Print every entry exactly as written.

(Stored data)
········
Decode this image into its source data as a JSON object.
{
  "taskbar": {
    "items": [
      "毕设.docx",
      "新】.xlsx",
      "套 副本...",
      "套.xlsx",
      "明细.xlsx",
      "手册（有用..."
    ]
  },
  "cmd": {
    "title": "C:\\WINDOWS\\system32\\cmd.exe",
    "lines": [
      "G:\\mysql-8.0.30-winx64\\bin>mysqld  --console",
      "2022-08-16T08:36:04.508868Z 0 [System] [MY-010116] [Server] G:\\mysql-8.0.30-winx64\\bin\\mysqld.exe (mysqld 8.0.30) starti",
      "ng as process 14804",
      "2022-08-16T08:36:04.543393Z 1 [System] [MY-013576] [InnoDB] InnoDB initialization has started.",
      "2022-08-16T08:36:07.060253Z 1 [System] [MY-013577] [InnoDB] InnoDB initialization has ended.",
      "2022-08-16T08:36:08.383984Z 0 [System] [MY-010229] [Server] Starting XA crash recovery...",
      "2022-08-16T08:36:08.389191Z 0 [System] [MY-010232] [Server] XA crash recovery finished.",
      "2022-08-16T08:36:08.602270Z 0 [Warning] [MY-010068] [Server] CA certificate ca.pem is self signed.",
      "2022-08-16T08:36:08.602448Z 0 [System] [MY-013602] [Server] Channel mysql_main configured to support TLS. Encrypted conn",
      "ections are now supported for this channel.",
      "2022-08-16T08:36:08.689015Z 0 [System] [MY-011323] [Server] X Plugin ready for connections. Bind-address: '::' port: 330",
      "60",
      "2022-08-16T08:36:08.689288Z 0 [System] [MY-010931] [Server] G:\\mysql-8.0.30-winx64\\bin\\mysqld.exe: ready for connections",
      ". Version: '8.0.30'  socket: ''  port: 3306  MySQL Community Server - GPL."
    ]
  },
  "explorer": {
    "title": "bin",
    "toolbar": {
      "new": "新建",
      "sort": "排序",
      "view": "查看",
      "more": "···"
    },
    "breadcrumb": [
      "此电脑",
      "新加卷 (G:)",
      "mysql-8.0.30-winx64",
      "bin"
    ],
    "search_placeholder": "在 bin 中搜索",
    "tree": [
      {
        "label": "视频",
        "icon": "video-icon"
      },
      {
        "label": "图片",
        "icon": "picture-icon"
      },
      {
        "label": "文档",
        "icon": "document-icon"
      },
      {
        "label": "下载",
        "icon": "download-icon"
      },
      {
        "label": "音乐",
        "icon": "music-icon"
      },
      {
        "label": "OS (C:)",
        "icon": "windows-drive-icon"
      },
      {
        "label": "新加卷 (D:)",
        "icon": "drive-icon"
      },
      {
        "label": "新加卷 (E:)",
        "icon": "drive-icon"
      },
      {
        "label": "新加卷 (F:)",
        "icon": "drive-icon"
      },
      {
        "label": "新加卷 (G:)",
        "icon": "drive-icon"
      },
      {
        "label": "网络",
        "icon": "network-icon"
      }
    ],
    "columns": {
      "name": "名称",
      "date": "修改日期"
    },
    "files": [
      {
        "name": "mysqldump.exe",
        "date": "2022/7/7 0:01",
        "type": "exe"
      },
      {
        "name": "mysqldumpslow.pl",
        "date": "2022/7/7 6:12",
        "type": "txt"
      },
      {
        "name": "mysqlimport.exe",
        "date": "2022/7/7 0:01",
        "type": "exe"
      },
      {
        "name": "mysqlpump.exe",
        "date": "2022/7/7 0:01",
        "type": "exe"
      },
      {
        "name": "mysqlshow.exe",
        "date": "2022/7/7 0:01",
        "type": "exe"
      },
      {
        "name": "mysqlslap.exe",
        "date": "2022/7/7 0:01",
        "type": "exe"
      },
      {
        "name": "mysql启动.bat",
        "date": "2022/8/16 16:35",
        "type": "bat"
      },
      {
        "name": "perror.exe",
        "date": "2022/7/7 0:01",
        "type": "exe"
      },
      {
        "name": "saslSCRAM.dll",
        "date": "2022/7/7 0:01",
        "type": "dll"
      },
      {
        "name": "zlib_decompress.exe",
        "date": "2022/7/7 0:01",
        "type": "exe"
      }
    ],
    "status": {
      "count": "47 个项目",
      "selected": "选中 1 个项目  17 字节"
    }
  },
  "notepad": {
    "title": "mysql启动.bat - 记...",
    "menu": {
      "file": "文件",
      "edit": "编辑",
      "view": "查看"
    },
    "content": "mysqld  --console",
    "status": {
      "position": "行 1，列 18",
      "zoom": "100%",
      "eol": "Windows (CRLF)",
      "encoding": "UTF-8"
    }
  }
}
········
- Output for this task
Decode this image into its source data as a JSON object.
{
  "taskbar": {
    "items": [
      "毕设.docx",
      "新】.xlsx",
      "套 副本...",
      "套.xlsx",
      "明细.xlsx",
      "手册（有用..."
    ]
  },
  "cmd": {
    "title": "C:\\WINDOWS\\system32\\cmd.exe",
    "lines": [
      "G:\\mysql-8.0.30-winx64\\bin>mysqld  --console",
      "2022-08-16T08:36:04.508868Z 0 [System] [MY-010116] [Server] G:\\mysql-8.0.30-winx64\\bin\\mysqld.exe (mysqld 8.0.30) starti",
      "ng as process 14804",
      "2022-08-16T08:36:04.543393Z 1 [System] [MY-013576] [InnoDB] InnoDB initialization has started.",
      "2022-08-16T08:36:07.060253Z 1 [System] [MY-013577] [InnoDB] InnoDB initialization has ended.",
      "2022-08-16T08:36:08.383984Z 0 [System] [MY-010229] [Server] Starting XA crash recovery...",
      "2022-08-16T08:36:08.389191Z 0 [System] [MY-010232] [Server] XA crash recovery finished.",
      "2022-08-16T08:36:08.602270Z 0 [Warning] [MY-010068] [Server] CA certificate ca.pem is self signed.",
      "2022-08-16T08:36:08.602448Z 0 [System] [MY-013602] [Server] Channel mysql_main configured to support TLS. Encrypted conn",
      "ections are now supported for this channel.",
      "2022-08-16T08:36:08.689015Z 0 [System] [MY-011323] [Server] X Plugin ready for connections. Bind-address: '::' port: 330",
      "60",
      "2022-08-16T08:36:08.689288Z 0 [System] [MY-010931] [Server] G:\\mysql-8.0.30-winx64\\bin\\mysqld.exe: ready for connections",
      ". Version: '8.0.30'  socket: ''  port: 3306  MySQL Community Server - GPL."
    ]
  },
  "explorer": {
    "title": "bin",
    "toolbar": {
      "new": "新建",
      "sort": "排序",
      "view": "查看",
      "more": "···"
    },
    "breadcrumb": [
      "此电脑",
      "新加卷 (G:)",
      "mysql-8.0.30-winx64",
      "bin"
    ],
    "search_placeholder": "在 bin 中搜索",
    "tree": [
      {
        "label": "视频",
        "icon": "video-icon"
      },
      {
        "label": "图片",
        "icon": "picture-icon"
      },
      {
        "label": "文档",
        "icon": "document-icon"
      },
      {
        "label": "下载",
        "icon": "download-icon"
      },
      {
        "label": "音乐",
        "icon": "music-icon"
      },
      {
        "label": "OS (C:)",
        "icon": "windows-drive-icon"
      },
      {
        "label": "新加卷 (D:)",
        "icon": "drive-icon"
      },
      {
        "label": "新加卷 (E:)",
        "icon": "drive-icon"
      },
      {
        "label": "新加卷 (F:)",
        "icon": "drive-icon"
      },
      {
        "label": "新加卷 (G:)",
        "icon": "drive-icon"
      },
      {
        "label": "网络",
        "icon": "network-icon"
      }
    ],
    "columns": {
      "name": "名称",
      "date": "修改日期"
    },
    "files": [
      {
        "name": "mysqldump.exe",
        "date": "2022/7/7 0:01",
        "type": "exe"
      },
      {
        "name": "mysqldumpslow.pl",
        "date": "2022/7/7 6:12",
        "type": "txt"
      },
      {
        "name": "mysqlimport.exe",
        "date": "2022/7/7 0:01",
        "type": "exe"
      },
      {
        "name": "mysqlpump.exe",
        "date": "2022/7/7 0:01",
        "type": "exe"
      },
      {
        "name": "mysqlshow.exe",
        "date": "2022/7/7 0:01",
        "type": "exe"
      },
      {
        "name": "mysqlslap.exe",
        "date": "2022/7/7 0:01",
        "type": "exe"
      },
      {
        "name": "mysql启动.bat",
        "date": "2022/8/16 16:35",
        "type": "bat"
      },
      {
        "name": "perror.exe",
        "date": "2022/7/7 0:01",
        "type": "exe"
      },
      {
        "name": "saslSCRAM.dll",
        "date": "2022/7/7 0:01",
        "type": "dll"
      },
      {
        "name": "zlib_decompress.exe",
        "date": "2022/7/7 0:01",
        "type": "exe"
      }
    ],
    "status": {
      "count": "47 个项目",
      "selected": "选中 1 个项目  17 字节"
    }
  },
  "notepad": {
    "title": "mysql启动.bat - 记...",
    "menu": {
      "file": "文件",
      "edit": "编辑",
      "view": "查看"
    },
    "content": "mysqld  --console",
    "status": {
      "position": "行 1，列 18",
      "zoom": "100%",
      "eol": "Windows (CRLF)",
      "encoding": "UTF-8"
    }
  }
}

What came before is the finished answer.